**Stated task:**
Print all the records exactly, please.

Records contained in a dataset

>> Start

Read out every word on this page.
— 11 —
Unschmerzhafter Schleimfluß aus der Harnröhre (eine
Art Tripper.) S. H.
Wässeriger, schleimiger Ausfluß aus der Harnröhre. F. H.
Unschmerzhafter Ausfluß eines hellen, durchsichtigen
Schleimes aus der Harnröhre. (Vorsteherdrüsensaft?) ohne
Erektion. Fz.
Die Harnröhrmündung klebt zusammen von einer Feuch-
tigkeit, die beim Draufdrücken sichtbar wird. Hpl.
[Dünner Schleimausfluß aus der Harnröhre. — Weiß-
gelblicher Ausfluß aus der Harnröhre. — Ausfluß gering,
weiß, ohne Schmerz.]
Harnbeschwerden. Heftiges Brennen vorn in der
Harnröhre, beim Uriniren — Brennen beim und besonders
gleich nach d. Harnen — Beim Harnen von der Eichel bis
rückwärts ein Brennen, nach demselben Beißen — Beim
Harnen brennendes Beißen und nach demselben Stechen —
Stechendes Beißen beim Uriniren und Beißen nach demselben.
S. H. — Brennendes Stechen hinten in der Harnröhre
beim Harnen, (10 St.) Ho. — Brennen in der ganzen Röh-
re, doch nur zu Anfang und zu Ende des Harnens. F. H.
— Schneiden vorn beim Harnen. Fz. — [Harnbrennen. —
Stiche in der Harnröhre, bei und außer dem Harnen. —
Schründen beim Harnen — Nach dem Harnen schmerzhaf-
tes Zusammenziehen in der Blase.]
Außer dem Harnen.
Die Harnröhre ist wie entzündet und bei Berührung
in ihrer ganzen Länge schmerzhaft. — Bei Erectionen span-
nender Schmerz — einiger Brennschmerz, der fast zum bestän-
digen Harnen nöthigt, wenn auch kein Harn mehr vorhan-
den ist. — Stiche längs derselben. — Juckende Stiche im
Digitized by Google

>> End

**Expected output:**
Read out every word on this page.
— 11 —
Unschmerzhafter Schleimfluß aus der Harnröhre (eine
Art Tripper.) S. H.
Wässeriger, schleimiger Ausfluß aus der Harnröhre. F. H.
Unschmerzhafter Ausfluß eines hellen, durchsichtigen
Schleimes aus der Harnröhre. (Vorsteherdrüsensaft?) ohne
Erektion. Fz.
Die Harnröhrmündung klebt zusammen von einer Feuch-
tigkeit, die beim Draufdrücken sichtbar wird. Hpl.
[Dünner Schleimausfluß aus der Harnröhre. — Weiß-
gelblicher Ausfluß aus der Harnröhre. — Ausfluß gering,
weiß, ohne Schmerz.]
Harnbeschwerden. Heftiges Brennen vorn in der
Harnröhre, beim Uriniren — Brennen beim und besonders
gleich nach d. Harnen — Beim Harnen von der Eichel bis
rückwärts ein Brennen, nach demselben Beißen — Beim
Harnen brennendes Beißen und nach demselben Stechen —
Stechendes Beißen beim Uriniren und Beißen nach demselben.
S. H. — Brennendes Stechen hinten in der Harnröhre
beim Harnen, (10 St.) Ho. — Brennen in der ganzen Röh-
re, doch nur zu Anfang und zu Ende des Harnens. F. H.
— Schneiden vorn beim Harnen. Fz. — [Harnbrennen. —
Stiche in der Harnröhre, bei und außer dem Harnen. —
Schründen beim Harnen — Nach dem Harnen schmerzhaf-
tes Zusammenziehen in der Blase.]
Außer dem Harnen.
Die Harnröhre ist wie entzündet und bei Berührung
in ihrer ganzen Länge schmerzhaft. — Bei Erectionen span-
nender Schmerz — einiger Brennschmerz, der fast zum bestän-
digen Harnen nöthigt, wenn auch kein Harn mehr vorhan-
den ist. — Stiche längs derselben. — Juckende Stiche im
Digitized by Google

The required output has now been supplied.